### TO BE DONE
For each line that holds "this", copy the line out.

## Begin TASK DATA

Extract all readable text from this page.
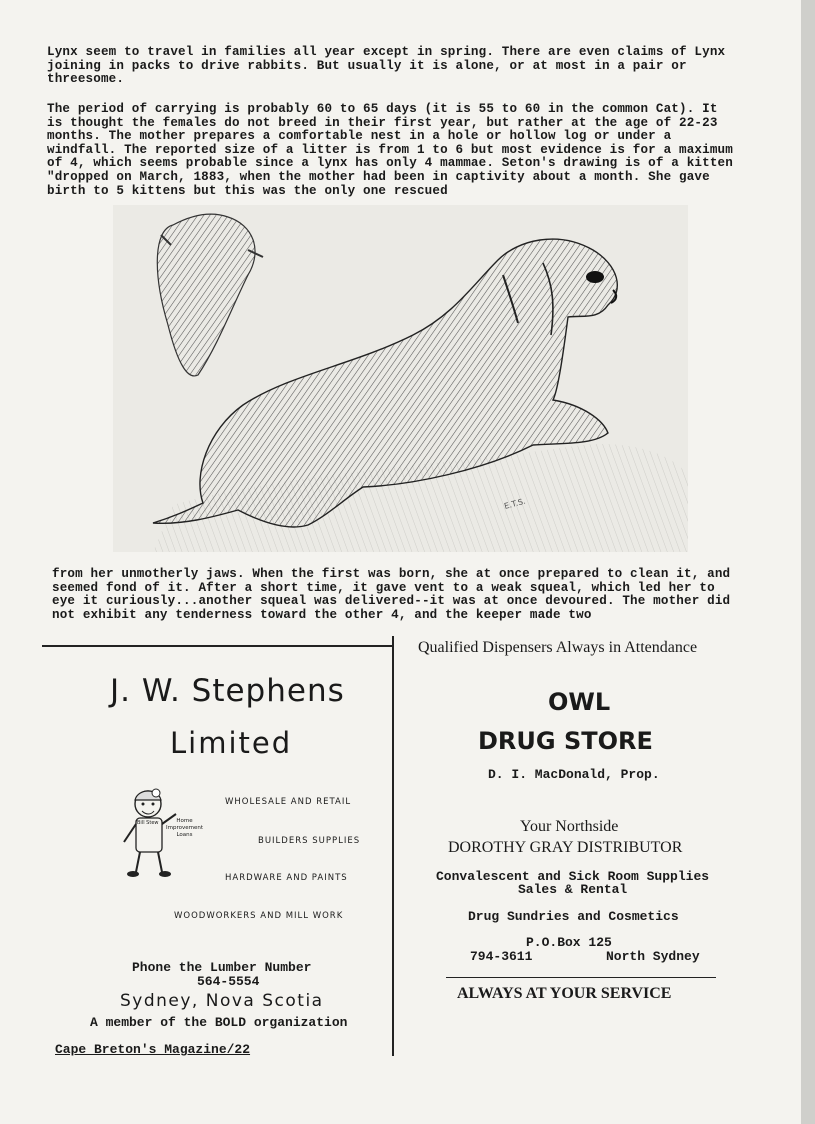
Lynx seem to travel in families all year except in spring. There are even claims of Lynx joining in packs to drive rabbits. But usually it is alone, or at most in a pair or threesome.
The period of carrying is probably 60 to 65 days (it is 55 to 60 in the common Cat). It is thought the females do not breed in their first year, but rather at the age of 22-23 months. The mother prepares a comfortable nest in a hole or hollow log or under a windfall. The reported size of a litter is from 1 to 6 but most evidence is for a maximum of 4, which seems probable since a lynx has only 4 mammae. Seton's drawing is of a kitten "dropped on March, 1883, when the mother had been in captivity about a month. She gave birth to 5 kittens but this was the only one rescued
E.T.S.
from her unmotherly jaws. When the first was born, she at once prepared to clean it, and seemed fond of it. After a short time, it gave vent to a weak squeal, which led her to eye it curiously...another squeal was delivered--it was at once devoured. The mother did not exhibit any tenderness toward the other 4, and the keeper made two
J. W. Stephens
Limited
Bill Stew	Home
Improvement
Loans
WHOLESALE AND RETAIL
BUILDERS SUPPLIES
HARDWARE AND PAINTS
WOODWORKERS AND MILL WORK
Phone the Lumber Number
564-5554
Sydney, Nova Scotia
A member of the BOLD organization
Qualified Dispensers Always in Attendance
OWL
DRUG STORE
D. I. MacDonald, Prop.
Your Northside
DOROTHY GRAY DISTRIBUTOR
Convalescent and Sick Room Supplies
Sales & Rental
Drug Sundries and Cosmetics
P.O.Box 125
794-3611	North Sydney
ALWAYS AT YOUR SERVICE
Cape Breton's Magazine/22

## End TASK DATA

### TASK OUTPUT
Extract all readable text from this page.
The period of carrying is probably 60 to 65 days (it is 55 to 60 in the common Cat). It is thought the females do not breed in their first year, but rather at the age of 22-23 months. The mother prepares a comfortable nest in a hole or hollow log or under a windfall. The reported size of a litter is from 1 to 6 but most evidence is for a maximum of 4, which seems probable since a lynx has only 4 mammae. Seton's drawing is of a kitten "dropped on March, 1883, when the mother had been in captivity about a month. She gave birth to 5 kittens but this was the only one rescued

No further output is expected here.